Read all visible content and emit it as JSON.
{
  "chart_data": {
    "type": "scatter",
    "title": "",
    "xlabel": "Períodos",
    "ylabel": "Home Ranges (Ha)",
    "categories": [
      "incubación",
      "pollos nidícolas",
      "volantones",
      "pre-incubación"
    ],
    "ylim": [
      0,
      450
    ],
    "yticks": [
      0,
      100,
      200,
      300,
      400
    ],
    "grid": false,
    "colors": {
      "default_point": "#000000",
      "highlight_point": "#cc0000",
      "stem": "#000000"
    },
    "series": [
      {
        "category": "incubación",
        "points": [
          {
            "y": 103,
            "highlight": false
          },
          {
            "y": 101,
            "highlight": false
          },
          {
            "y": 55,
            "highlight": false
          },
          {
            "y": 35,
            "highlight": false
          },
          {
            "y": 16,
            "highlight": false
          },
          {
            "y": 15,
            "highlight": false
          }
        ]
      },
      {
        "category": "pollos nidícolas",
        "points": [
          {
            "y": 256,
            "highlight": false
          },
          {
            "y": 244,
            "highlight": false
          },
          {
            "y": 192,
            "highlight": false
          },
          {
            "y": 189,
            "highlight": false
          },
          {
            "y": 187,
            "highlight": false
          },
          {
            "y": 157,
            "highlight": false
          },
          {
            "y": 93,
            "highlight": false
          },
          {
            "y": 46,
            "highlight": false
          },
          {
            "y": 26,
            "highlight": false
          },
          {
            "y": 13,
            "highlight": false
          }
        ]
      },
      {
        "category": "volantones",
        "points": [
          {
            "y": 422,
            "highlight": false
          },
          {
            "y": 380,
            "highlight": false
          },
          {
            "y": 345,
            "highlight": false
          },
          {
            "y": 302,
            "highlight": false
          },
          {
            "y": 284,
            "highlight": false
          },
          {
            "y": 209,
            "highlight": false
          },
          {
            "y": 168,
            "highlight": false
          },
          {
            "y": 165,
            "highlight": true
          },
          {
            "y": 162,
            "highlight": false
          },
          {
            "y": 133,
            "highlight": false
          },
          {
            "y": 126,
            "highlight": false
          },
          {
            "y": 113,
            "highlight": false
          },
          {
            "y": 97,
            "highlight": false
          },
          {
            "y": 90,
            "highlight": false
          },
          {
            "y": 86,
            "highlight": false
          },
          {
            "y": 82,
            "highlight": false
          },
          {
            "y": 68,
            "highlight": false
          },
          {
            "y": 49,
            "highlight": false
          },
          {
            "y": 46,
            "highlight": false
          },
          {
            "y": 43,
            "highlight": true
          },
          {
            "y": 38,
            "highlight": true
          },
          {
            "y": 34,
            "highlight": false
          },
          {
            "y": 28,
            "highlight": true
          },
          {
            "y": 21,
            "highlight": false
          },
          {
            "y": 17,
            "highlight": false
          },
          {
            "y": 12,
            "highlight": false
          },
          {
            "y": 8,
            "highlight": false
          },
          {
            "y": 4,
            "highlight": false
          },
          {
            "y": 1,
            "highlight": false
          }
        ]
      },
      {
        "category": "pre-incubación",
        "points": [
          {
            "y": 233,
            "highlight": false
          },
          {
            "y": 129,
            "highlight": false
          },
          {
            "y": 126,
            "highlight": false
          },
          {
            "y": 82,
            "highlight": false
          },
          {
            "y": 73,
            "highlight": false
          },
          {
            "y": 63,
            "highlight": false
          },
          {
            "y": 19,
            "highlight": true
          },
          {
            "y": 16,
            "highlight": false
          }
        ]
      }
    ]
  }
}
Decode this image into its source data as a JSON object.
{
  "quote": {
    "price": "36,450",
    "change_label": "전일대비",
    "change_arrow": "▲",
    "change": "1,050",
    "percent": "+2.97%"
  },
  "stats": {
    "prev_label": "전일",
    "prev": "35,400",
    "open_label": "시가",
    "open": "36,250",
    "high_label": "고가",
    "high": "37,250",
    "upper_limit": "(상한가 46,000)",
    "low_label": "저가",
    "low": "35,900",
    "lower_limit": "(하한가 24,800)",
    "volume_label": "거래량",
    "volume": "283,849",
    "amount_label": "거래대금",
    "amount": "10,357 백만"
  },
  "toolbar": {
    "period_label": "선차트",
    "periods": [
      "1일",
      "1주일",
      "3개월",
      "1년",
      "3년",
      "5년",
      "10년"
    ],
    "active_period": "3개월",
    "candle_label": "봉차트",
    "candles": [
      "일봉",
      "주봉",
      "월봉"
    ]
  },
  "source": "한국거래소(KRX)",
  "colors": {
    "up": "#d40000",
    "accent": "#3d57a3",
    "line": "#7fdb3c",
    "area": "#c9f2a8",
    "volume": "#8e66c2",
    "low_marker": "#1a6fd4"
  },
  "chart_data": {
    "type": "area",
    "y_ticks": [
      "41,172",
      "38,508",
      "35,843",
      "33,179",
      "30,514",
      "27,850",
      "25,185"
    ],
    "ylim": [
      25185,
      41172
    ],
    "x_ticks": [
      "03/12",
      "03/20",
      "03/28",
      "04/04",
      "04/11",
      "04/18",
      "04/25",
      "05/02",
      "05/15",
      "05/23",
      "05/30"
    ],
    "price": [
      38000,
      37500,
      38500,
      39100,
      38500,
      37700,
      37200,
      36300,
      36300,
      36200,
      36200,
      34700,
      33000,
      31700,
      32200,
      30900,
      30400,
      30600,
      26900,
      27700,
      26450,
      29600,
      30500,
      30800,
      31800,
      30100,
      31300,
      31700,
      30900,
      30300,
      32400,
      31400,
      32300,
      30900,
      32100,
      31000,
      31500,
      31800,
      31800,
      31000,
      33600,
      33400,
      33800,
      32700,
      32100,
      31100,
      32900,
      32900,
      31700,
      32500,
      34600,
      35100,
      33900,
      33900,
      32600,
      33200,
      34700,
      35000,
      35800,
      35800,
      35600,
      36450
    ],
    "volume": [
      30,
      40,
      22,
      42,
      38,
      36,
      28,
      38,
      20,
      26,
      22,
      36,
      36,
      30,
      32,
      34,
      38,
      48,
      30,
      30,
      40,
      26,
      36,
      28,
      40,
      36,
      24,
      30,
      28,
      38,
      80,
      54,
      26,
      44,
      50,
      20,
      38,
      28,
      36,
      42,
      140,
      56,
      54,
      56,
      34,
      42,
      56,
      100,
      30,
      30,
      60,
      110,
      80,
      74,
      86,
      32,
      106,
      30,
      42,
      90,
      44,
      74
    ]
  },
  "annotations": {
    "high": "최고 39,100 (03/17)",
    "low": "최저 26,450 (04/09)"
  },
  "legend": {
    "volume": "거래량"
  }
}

---

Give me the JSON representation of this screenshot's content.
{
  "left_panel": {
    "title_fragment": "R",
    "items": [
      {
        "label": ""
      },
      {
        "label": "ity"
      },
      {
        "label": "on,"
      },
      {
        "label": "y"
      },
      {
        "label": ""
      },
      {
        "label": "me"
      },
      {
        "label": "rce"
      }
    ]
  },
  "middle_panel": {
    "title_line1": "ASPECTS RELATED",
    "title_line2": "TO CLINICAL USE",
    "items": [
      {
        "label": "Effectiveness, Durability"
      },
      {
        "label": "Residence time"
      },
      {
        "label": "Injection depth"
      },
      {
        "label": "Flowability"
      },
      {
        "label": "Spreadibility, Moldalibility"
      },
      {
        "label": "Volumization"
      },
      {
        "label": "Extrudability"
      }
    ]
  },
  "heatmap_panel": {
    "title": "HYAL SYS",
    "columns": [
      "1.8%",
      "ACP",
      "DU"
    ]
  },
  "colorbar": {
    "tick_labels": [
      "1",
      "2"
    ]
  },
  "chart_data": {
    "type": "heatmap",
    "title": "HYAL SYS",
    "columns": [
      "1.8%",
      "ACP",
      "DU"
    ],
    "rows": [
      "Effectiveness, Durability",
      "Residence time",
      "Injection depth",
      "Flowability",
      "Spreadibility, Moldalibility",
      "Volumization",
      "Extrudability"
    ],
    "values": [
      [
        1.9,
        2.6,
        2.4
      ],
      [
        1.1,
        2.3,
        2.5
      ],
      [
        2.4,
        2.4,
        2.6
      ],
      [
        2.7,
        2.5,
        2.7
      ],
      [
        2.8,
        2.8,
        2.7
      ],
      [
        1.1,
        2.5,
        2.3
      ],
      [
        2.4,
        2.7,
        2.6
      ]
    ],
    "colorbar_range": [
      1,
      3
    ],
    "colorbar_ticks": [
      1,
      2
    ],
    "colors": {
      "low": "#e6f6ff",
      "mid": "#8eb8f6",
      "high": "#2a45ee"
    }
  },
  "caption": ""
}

*TASK INSTRUCTIONS*.
Only lines with "content" are wanted here; list each of them.

*SOLUTION FOR THIS EXERCISE*.
Read all visible content and emit it as JSON.
Give me the JSON representation of this screenshot's content.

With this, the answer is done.